==== Record set

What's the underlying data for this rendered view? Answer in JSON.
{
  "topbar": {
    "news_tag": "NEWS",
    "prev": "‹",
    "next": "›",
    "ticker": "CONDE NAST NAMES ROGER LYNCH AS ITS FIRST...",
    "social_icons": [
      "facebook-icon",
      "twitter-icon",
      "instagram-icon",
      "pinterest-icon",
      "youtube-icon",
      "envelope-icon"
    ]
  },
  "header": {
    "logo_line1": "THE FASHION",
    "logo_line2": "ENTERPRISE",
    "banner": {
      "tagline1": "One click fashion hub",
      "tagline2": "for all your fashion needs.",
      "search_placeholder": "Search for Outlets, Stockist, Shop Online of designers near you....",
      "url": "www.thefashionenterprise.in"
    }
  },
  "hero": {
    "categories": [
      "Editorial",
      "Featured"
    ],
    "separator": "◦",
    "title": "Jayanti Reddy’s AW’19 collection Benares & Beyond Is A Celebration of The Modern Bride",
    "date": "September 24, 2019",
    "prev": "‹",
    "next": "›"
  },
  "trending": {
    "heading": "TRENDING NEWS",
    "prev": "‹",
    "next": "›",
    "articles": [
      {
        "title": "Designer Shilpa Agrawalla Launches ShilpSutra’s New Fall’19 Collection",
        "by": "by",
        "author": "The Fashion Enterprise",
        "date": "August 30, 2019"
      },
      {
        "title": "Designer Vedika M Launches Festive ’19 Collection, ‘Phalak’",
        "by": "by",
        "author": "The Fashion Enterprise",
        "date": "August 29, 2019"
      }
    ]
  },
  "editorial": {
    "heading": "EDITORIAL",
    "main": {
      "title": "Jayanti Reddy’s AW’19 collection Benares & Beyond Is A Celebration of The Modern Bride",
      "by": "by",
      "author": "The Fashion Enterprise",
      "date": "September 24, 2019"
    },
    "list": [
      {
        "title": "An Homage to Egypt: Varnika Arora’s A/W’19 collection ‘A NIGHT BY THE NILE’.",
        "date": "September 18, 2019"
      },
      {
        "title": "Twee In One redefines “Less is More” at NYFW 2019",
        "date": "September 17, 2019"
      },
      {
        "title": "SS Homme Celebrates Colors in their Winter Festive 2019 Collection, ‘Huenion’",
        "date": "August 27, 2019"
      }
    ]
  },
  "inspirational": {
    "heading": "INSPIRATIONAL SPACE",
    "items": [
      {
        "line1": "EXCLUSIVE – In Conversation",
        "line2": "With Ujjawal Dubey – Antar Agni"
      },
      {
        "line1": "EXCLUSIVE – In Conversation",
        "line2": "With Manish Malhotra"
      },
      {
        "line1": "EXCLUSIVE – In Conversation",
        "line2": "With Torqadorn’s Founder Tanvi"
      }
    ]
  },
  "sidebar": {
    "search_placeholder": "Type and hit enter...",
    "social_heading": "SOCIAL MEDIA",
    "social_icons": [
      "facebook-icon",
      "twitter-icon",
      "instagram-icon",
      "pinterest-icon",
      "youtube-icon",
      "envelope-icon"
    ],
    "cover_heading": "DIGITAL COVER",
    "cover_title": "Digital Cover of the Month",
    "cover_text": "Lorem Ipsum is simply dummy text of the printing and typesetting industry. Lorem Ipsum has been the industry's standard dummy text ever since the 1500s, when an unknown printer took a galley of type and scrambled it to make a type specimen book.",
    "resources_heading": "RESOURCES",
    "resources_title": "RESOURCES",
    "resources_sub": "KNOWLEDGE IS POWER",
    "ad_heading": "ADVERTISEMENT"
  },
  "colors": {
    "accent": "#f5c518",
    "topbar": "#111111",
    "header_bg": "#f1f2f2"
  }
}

========

• **Exercise goal**:
Your answer should be a single number: the count of lines holding the word "September".

• **Result of this task**:
4